→ Given task
Please transcribe the data below exactly. Leave the pictures out.

→ Information shown
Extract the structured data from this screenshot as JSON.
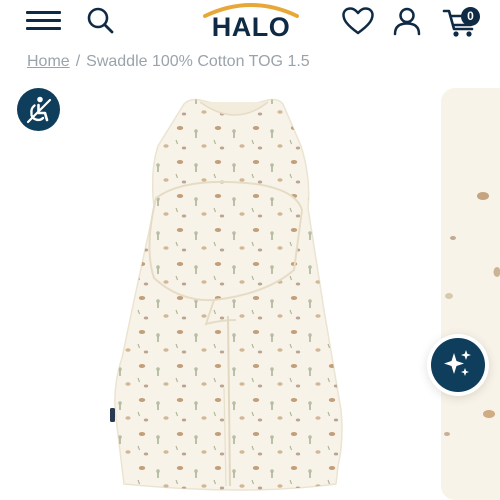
{
  "header": {
    "menu_icon": "hamburger-menu-icon",
    "search_icon": "search-icon",
    "logo_text": "HALO",
    "wishlist_icon": "heart-icon",
    "account_icon": "user-icon",
    "cart_icon": "cart-icon",
    "cart_count": "0"
  },
  "breadcrumb": {
    "home": "Home",
    "separator": "/",
    "current": "Swaddle 100% Cotton TOG 1.5"
  },
  "accessibility": {
    "icon": "accessibility-icon"
  },
  "gallery": {
    "main_image": "product-image-swaddle",
    "next_image": "product-image-detail"
  },
  "assistant": {
    "icon": "sparkles-icon"
  },
  "colors": {
    "navy": "#0f2a44",
    "accent": "#0f3d5c",
    "logo_arc": "#e8a838",
    "fabric": "#f8f3e8"
  }
}
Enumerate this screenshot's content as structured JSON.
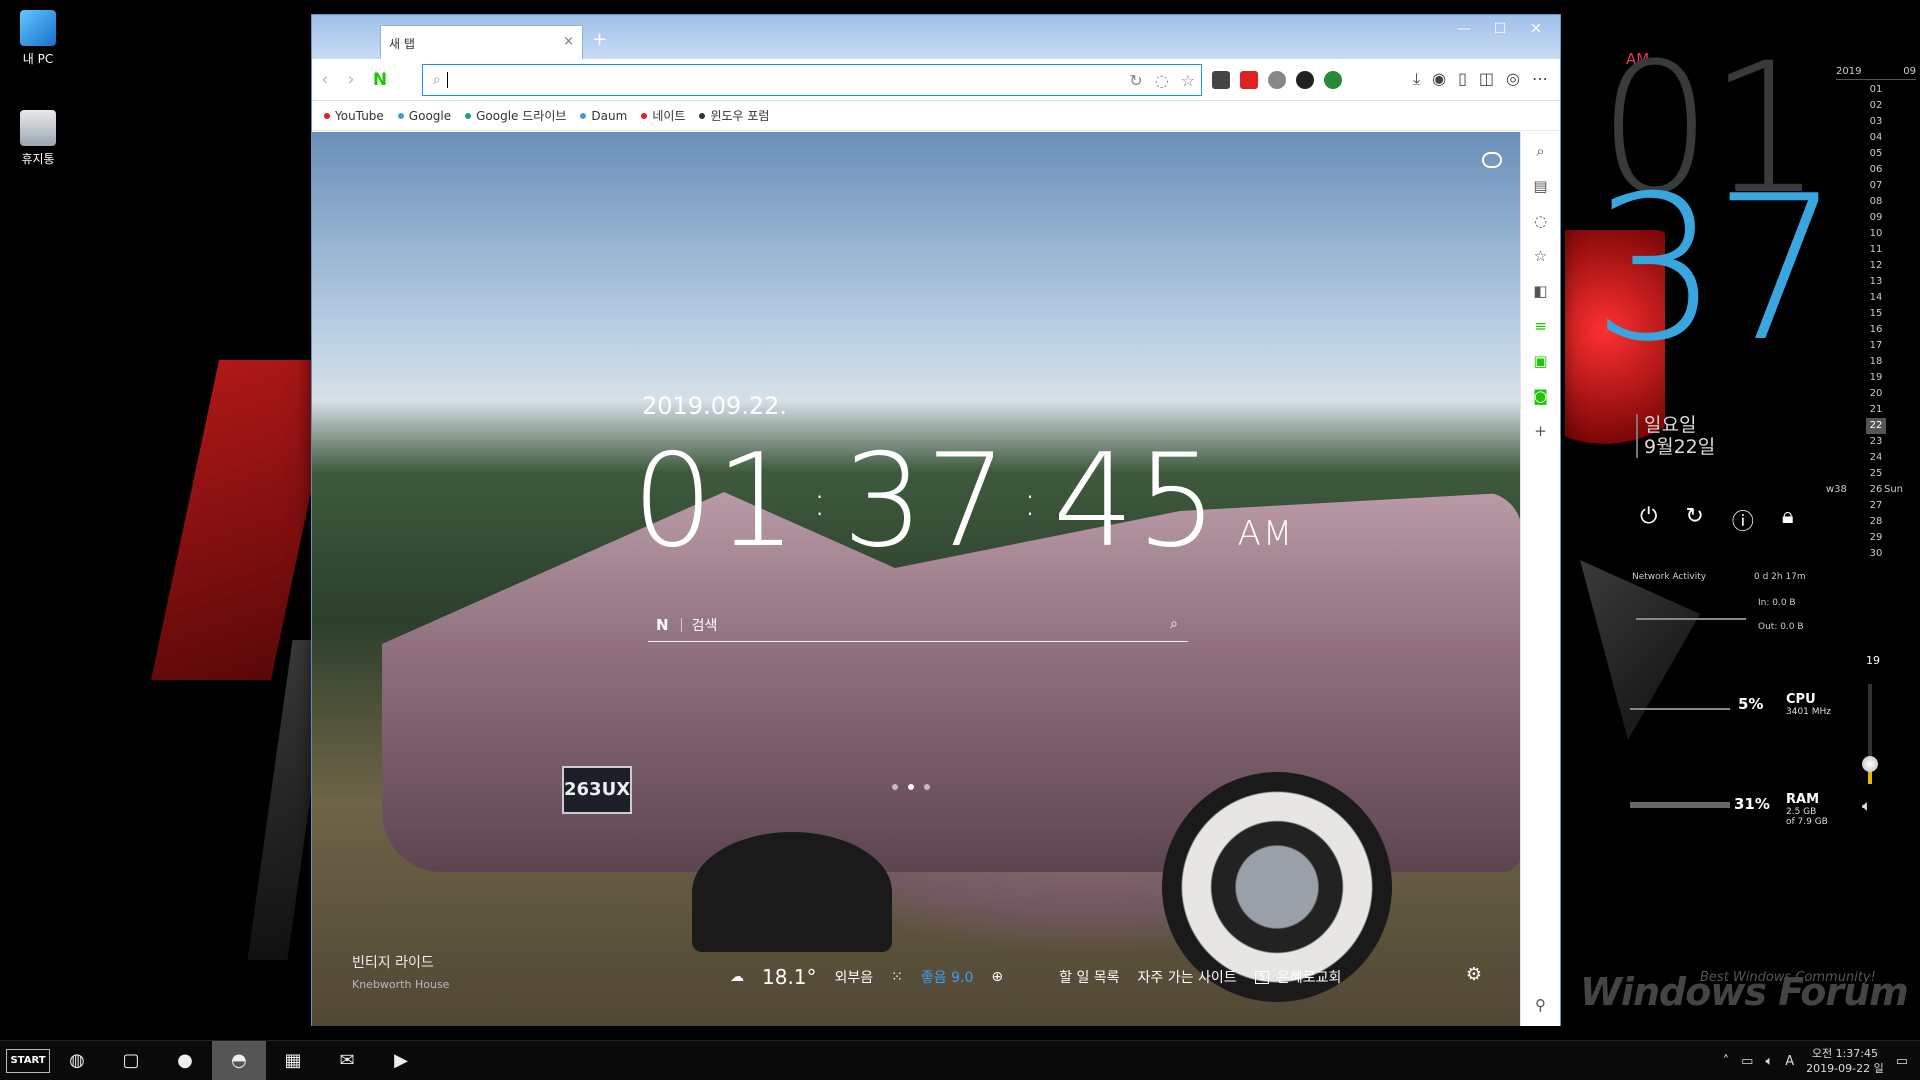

→ Solution to this problem
Extract the structured data from this screenshot as JSON.
{
  "header": {
    "menu_icon": "hamburger-menu-icon",
    "search_icon": "search-icon",
    "logo_text": "HALO",
    "wishlist_icon": "heart-icon",
    "account_icon": "user-icon",
    "cart_icon": "cart-icon",
    "cart_count": "0"
  },
  "breadcrumb": {
    "home": "Home",
    "separator": "/",
    "current": "Swaddle 100% Cotton TOG 1.5"
  },
  "accessibility": {
    "icon": "accessibility-icon"
  },
  "gallery": {
    "main_image": "product-image-swaddle",
    "next_image": "product-image-detail"
  },
  "assistant": {
    "icon": "sparkles-icon"
  },
  "colors": {
    "navy": "#0f2a44",
    "accent": "#0f3d5c",
    "logo_arc": "#e8a838",
    "fabric": "#f8f3e8"
  }
}
Enumerate this screenshot's content as structured JSON.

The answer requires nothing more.